───── Dataset excerpts ─────

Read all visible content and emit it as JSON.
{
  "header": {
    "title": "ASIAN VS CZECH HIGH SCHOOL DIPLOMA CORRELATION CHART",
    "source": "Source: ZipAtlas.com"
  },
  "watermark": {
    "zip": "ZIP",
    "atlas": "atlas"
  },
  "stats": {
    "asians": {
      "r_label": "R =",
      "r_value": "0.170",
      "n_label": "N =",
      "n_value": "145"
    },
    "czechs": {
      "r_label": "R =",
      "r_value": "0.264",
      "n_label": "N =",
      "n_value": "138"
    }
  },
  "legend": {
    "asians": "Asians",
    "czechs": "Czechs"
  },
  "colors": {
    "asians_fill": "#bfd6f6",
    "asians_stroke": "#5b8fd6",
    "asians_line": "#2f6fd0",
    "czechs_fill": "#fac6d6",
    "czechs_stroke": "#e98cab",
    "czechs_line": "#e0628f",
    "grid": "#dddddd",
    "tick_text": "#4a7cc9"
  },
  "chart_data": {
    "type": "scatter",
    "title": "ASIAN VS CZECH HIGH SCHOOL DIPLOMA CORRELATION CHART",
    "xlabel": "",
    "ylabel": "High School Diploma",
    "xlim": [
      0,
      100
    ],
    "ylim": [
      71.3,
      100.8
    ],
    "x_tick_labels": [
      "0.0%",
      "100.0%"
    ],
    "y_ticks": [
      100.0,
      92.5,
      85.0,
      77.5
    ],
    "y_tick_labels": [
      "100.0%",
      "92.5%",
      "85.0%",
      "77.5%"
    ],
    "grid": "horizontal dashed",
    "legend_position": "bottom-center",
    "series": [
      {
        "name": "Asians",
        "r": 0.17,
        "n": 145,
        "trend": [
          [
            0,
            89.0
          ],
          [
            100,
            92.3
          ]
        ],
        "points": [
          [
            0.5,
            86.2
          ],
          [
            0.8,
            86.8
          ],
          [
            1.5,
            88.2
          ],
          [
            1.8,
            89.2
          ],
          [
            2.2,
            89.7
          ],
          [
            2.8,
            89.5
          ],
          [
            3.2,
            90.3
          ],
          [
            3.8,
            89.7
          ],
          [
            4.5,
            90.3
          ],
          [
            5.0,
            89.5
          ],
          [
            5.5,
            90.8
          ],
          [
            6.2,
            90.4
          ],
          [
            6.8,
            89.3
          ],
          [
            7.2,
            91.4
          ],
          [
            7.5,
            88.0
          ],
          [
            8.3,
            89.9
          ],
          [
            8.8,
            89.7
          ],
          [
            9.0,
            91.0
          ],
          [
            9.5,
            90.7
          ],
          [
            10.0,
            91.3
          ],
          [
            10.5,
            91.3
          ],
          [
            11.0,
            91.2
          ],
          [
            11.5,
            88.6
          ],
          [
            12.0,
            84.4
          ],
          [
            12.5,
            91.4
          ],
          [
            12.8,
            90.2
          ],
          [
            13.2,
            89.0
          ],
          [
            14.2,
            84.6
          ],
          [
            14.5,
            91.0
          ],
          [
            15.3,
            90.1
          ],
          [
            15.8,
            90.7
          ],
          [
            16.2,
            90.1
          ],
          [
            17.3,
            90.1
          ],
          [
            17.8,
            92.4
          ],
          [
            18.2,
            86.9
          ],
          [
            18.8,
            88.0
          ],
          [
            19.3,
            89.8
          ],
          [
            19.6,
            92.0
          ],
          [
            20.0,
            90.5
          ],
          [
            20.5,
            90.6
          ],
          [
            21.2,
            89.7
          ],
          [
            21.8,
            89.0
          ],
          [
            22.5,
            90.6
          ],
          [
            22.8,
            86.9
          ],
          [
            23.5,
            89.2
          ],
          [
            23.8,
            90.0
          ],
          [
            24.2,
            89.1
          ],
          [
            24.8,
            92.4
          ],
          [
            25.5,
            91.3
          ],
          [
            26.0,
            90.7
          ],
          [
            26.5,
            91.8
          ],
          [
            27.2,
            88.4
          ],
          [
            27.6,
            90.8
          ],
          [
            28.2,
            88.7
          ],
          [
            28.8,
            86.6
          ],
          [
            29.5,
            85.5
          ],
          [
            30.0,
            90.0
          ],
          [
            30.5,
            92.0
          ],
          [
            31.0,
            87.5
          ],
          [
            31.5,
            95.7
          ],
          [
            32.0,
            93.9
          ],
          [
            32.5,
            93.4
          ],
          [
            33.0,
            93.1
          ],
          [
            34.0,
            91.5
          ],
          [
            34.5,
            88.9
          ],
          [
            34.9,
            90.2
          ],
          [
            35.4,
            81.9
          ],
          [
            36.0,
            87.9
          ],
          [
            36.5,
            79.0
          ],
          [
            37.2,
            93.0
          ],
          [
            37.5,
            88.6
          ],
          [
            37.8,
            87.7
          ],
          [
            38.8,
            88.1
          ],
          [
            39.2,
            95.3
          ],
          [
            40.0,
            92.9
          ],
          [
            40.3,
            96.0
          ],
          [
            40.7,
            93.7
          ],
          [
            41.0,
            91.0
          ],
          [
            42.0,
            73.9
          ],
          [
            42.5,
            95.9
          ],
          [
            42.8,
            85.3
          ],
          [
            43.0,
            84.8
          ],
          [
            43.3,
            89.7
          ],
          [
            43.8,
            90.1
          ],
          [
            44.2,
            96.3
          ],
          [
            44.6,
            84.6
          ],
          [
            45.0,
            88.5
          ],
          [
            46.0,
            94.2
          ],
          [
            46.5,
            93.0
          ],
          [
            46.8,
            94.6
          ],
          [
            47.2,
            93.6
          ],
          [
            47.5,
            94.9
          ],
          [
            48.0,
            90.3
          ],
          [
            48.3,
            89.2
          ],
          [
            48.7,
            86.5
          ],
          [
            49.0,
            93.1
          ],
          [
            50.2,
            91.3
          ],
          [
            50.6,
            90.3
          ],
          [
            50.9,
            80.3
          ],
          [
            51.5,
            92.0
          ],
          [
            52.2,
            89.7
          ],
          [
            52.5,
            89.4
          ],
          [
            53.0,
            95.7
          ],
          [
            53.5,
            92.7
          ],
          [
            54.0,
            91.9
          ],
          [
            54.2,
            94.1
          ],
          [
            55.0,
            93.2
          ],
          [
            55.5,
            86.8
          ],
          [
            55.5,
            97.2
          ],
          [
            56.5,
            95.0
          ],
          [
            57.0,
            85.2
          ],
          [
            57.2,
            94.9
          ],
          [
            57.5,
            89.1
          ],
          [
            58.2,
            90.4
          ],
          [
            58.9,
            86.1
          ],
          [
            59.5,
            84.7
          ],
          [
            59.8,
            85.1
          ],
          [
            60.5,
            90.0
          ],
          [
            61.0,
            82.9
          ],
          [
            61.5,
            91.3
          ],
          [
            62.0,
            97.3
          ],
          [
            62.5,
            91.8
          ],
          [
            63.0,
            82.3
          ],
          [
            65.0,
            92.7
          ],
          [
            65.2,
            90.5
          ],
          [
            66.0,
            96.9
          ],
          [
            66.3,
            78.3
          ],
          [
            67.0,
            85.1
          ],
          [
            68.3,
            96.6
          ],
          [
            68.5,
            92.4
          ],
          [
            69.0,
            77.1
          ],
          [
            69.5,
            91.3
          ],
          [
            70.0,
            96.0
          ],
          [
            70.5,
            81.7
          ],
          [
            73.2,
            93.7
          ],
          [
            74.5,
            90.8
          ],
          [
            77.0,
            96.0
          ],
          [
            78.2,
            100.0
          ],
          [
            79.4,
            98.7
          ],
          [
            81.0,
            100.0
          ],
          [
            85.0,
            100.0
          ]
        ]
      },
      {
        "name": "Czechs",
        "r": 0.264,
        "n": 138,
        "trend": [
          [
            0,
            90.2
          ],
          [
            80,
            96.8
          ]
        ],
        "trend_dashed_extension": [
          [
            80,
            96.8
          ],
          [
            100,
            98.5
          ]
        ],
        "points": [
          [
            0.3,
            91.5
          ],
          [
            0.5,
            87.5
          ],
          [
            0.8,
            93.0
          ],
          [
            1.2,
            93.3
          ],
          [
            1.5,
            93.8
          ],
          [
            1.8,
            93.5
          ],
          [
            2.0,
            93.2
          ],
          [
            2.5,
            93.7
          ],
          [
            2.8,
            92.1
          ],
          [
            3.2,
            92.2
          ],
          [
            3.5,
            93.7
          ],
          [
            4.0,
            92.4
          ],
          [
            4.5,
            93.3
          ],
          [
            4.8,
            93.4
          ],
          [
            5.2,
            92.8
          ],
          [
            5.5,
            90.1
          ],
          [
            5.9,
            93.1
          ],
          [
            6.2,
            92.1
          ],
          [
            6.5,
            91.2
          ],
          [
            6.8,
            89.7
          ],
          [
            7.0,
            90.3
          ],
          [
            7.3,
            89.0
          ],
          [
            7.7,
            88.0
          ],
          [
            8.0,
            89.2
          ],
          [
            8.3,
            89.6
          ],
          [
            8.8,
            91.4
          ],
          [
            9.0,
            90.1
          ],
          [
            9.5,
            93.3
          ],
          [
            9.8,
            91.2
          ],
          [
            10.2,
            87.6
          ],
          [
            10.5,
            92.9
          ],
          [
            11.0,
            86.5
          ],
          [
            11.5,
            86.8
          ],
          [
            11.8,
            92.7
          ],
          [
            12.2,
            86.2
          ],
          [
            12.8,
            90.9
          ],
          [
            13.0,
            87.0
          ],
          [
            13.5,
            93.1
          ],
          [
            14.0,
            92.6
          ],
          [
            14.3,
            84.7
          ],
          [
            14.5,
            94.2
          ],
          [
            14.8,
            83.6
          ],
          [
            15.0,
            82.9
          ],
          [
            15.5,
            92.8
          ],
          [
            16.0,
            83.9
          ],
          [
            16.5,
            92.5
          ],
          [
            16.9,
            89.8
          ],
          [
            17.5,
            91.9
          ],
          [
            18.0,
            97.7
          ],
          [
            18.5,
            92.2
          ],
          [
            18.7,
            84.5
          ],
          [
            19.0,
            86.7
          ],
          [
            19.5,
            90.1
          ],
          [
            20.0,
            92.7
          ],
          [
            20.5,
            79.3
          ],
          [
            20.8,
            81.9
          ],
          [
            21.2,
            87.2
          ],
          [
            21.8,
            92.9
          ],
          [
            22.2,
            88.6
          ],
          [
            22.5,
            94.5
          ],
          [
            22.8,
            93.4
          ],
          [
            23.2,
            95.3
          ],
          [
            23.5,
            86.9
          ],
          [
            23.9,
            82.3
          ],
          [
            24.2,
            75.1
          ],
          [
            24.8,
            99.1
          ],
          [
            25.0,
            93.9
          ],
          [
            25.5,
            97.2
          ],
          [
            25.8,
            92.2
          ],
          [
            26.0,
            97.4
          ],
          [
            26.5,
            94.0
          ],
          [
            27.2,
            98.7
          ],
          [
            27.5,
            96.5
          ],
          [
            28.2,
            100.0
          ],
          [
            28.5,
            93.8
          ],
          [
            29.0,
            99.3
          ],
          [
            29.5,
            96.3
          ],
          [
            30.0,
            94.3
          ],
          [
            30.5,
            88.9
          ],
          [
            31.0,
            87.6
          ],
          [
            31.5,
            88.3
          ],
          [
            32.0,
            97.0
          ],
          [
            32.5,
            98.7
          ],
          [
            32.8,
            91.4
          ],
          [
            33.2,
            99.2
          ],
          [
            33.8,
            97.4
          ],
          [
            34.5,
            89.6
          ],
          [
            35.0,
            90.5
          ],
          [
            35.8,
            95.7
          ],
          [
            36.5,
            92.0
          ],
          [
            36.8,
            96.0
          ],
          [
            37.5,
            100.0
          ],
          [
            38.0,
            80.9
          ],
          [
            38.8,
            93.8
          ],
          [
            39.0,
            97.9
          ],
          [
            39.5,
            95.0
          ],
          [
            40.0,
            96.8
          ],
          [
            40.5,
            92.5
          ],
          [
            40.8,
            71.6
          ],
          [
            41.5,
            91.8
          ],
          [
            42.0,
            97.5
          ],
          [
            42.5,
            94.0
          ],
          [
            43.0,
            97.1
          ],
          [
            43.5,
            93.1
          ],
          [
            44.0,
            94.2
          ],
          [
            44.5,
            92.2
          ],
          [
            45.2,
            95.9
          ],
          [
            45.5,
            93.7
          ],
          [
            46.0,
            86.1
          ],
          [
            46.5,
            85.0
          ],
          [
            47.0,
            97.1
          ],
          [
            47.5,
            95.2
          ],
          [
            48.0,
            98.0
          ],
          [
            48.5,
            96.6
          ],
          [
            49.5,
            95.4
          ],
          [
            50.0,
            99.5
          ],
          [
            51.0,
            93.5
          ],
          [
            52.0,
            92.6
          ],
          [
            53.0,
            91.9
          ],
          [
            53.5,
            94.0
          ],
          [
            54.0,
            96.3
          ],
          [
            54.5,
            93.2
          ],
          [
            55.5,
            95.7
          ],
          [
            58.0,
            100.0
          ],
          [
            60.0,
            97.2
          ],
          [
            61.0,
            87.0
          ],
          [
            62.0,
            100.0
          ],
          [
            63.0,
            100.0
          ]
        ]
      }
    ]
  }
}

─────

Goal: Scan the records above and report how many lines include the word "grid", without any other text.

Final answer: 2